### Tasks for this exercise
1. List every numbered section heading in the text on the Keystone pipeline.
2. In the text on the Keystone pipeline, reproduce the part between "Keystone will multiply" and "hottest on record.", inclusive, word for word.

### Selected passage
- - - - -
Keystone will multiply carbon emissions and speed up climate change resulting in more polluted air, higher air temperatures which can also increase bacteria-related food poisoning, such as salmonella, and animal-borne diseases such as West Nile virus.
5. The gathering storms
In the last year alone, we’ve seen the worst cyclone ever to hit landfall, fueled by sub-surface ocean temperatures 9 degrees above normal, the largest tornado ever recorded, record droughts, and other unprecedented weather anomalies. While some discount the link to climate change, there’s no dispute that the past decade was the hottest on record.
Nurses, as volunteers with National Nurses United’s RNRN project can attest, treat the human collateral damage, thousands of patients affected by Typhoon Haiyan/Yolanda in the Philippines, for example, who endured life threatening injuries and loss of their homes and livelihoods.
6. The carbon bomb
All workers and their families live in the same communities affected by the climate crisis and the pipeline health hazards. Despite naysayers who insist there is no environmental justification to block it, there is as much scientific consensus on Keystone as there is on the human hand behind the climate crisis, or the factual evidence of evolution.
In addition to Hanson, who calls Keystone “the biggest carbon bomb on the planet,” dozens of other prominent scientists signed a 2013 letter stating “the actual and potential environmental damage (are) sufficiently severe to reject Keystone to protect the climate, human health, and the multiple ecosystems this project threatens.”
In simple terms, Keystone would generate the carbon emission equivalent of 40 million more cars or 50 coal-fired power plants every year.
7. Not headed to your gas pump
Contrary to the myth, Keystone would contribute little to U.S. energy independence. The oil is headed to Texas ports for a reason — to be shipped overseas. TransCanada, the corporation behind Keystone, balked at a Congressional proposal to condition approval on keeping the refined oil in the U.S., and reports say TransCanada already has contracts to sell much of the oil to foreign buyers.
- - - - -
### Records supplied

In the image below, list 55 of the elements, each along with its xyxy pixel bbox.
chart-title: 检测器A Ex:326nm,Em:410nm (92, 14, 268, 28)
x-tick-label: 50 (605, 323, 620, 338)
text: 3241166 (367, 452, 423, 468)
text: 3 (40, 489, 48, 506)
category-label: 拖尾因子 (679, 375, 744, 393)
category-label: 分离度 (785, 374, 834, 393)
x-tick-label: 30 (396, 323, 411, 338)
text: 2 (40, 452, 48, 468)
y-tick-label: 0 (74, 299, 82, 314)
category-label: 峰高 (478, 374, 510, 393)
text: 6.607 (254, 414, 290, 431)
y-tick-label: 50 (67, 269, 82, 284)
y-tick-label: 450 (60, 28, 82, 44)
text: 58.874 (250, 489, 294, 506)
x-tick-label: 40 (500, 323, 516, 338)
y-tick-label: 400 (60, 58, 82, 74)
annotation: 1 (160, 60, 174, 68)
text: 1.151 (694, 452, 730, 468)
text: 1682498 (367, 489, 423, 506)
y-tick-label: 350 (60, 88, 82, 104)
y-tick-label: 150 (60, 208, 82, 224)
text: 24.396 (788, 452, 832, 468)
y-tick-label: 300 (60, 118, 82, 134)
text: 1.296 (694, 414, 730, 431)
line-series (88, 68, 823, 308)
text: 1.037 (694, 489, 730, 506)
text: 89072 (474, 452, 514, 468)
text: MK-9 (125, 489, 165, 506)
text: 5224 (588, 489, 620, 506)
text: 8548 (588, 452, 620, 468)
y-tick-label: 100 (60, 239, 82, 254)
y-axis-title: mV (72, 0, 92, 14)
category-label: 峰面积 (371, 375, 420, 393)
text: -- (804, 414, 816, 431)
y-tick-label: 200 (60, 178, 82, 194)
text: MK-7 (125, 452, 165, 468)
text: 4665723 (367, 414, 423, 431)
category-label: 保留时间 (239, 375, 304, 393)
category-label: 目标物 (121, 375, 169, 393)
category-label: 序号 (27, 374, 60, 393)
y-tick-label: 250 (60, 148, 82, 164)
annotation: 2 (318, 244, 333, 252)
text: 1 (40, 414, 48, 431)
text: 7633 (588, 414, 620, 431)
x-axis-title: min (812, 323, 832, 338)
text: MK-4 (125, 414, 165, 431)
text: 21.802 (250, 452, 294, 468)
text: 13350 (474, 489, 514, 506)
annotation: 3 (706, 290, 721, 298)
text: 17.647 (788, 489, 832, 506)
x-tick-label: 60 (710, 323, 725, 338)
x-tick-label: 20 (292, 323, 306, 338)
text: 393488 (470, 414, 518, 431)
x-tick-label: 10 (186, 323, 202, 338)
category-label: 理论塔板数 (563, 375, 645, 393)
- - - - -
### Exercise answers
1.
5. The gathering storms
6. The carbon bomb
7. Not headed to your gas pump

2.
Keystone will multiply carbon emissions and speed up climate change resulting in more polluted air, higher air temperatures which can also increase bacteria-related food poisoning, such as salmonella, and animal-borne diseases such as West Nile virus.
5. The gathering storms
In the last year alone, we’ve seen the worst cyclone ever to hit landfall, fueled by sub-surface ocean temperatures 9 degrees above normal, the largest tornado ever recorded, record droughts, and other unprecedented weather anomalies. While some discount the link to climate change, there’s no dispute that the past decade was the hottest on record.